→ Task brief: In the records from the first line through the line holding "- departure-time: -: [637, 691, 825, 727]", inclusive, can you rename "train-icon" to "rail-icon" throughout, keeping everything else as it stands?

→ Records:
start
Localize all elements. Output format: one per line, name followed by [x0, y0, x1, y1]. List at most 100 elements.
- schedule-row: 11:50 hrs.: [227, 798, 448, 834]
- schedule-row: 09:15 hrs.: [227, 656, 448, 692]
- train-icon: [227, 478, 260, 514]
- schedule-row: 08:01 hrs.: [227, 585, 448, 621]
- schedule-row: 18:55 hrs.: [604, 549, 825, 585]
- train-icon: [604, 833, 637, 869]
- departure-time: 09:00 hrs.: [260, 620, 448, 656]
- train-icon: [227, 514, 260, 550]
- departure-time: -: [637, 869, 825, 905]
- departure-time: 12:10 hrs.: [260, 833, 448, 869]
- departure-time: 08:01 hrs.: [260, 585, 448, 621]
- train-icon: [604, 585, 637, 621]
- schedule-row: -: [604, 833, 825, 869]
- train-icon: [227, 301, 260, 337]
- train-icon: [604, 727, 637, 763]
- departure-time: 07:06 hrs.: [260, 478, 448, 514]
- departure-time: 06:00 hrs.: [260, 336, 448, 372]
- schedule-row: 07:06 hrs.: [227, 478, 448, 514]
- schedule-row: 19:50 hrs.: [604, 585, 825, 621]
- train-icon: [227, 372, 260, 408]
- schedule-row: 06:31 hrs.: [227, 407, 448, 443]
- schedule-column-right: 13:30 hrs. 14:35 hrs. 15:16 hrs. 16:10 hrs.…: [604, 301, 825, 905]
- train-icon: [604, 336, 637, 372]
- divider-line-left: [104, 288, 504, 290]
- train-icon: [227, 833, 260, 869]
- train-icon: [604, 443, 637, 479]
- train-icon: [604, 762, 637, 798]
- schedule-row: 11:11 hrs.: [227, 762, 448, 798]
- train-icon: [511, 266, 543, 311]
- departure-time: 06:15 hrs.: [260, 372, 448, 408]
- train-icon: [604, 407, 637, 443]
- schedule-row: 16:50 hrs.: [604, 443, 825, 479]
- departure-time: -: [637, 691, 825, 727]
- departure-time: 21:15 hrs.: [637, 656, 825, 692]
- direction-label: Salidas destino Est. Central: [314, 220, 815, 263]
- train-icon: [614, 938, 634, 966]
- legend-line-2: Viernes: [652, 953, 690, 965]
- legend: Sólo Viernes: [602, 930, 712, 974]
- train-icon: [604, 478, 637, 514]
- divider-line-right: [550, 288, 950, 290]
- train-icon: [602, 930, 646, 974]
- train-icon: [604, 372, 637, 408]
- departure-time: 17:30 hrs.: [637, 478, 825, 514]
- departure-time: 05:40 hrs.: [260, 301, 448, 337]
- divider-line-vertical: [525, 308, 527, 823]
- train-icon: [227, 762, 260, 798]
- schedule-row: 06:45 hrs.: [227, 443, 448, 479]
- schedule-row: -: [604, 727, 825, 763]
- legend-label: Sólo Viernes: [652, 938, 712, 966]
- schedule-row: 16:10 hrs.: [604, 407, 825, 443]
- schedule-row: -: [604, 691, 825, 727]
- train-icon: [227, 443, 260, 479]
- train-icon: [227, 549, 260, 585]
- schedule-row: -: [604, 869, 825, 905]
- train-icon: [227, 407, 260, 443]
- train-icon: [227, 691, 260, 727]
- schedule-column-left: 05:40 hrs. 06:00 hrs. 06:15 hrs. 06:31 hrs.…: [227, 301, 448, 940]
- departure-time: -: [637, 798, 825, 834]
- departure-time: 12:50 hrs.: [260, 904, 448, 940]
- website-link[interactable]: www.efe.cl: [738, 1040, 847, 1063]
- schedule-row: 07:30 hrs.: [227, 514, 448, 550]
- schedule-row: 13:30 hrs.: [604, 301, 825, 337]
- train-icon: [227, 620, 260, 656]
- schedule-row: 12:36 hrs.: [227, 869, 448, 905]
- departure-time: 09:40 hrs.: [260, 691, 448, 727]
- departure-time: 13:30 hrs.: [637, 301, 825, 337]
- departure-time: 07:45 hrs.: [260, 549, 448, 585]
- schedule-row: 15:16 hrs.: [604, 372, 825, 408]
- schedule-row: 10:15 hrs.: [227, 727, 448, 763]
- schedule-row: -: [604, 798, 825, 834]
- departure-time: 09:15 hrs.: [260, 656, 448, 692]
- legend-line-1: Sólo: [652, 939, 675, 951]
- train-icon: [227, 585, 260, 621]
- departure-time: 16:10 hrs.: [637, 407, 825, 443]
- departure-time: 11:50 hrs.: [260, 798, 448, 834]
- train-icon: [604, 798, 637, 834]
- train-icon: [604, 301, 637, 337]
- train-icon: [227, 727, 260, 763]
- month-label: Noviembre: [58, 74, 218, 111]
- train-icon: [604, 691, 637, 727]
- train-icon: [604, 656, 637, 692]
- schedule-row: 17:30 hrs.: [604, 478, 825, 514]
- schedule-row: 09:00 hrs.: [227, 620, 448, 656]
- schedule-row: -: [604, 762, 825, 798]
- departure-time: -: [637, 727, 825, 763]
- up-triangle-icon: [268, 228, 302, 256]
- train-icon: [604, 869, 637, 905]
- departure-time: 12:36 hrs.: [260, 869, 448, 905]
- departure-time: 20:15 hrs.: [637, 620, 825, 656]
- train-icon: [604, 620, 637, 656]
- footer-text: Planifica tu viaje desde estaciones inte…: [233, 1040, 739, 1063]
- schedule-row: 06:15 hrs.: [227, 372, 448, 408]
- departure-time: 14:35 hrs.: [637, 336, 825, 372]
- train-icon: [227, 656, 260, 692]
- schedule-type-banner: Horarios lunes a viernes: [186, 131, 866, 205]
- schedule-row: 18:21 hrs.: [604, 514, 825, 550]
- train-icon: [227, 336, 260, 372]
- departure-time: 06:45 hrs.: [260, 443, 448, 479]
end
→ Answer for the task:
Localize all elements. Output format: one per line, name followed by [x0, y0, x1, y1]. List at most 100 elements.
- schedule-row: 11:50 hrs.: [227, 798, 448, 834]
- schedule-row: 09:15 hrs.: [227, 656, 448, 692]
- rail-icon: [227, 478, 260, 514]
- schedule-row: 08:01 hrs.: [227, 585, 448, 621]
- schedule-row: 18:55 hrs.: [604, 549, 825, 585]
- rail-icon: [604, 833, 637, 869]
- departure-time: 09:00 hrs.: [260, 620, 448, 656]
- rail-icon: [227, 514, 260, 550]
- departure-time: -: [637, 869, 825, 905]
- departure-time: 12:10 hrs.: [260, 833, 448, 869]
- departure-time: 08:01 hrs.: [260, 585, 448, 621]
- rail-icon: [604, 585, 637, 621]
- schedule-row: -: [604, 833, 825, 869]
- rail-icon: [227, 301, 260, 337]
- rail-icon: [604, 727, 637, 763]
- departure-time: 07:06 hrs.: [260, 478, 448, 514]
- departure-time: 06:00 hrs.: [260, 336, 448, 372]
- schedule-row: 07:06 hrs.: [227, 478, 448, 514]
- schedule-row: 19:50 hrs.: [604, 585, 825, 621]
- rail-icon: [227, 372, 260, 408]
- schedule-row: 06:31 hrs.: [227, 407, 448, 443]
- schedule-column-right: 13:30 hrs. 14:35 hrs. 15:16 hrs. 16:10 hrs.…: [604, 301, 825, 905]
- rail-icon: [604, 336, 637, 372]
- divider-line-left: [104, 288, 504, 290]
- rail-icon: [227, 833, 260, 869]
- rail-icon: [604, 443, 637, 479]
- rail-icon: [604, 762, 637, 798]
- schedule-row: 11:11 hrs.: [227, 762, 448, 798]
- rail-icon: [511, 266, 543, 311]
- departure-time: 06:15 hrs.: [260, 372, 448, 408]
- rail-icon: [604, 407, 637, 443]
- schedule-row: 16:50 hrs.: [604, 443, 825, 479]
- departure-time: -: [637, 691, 825, 727]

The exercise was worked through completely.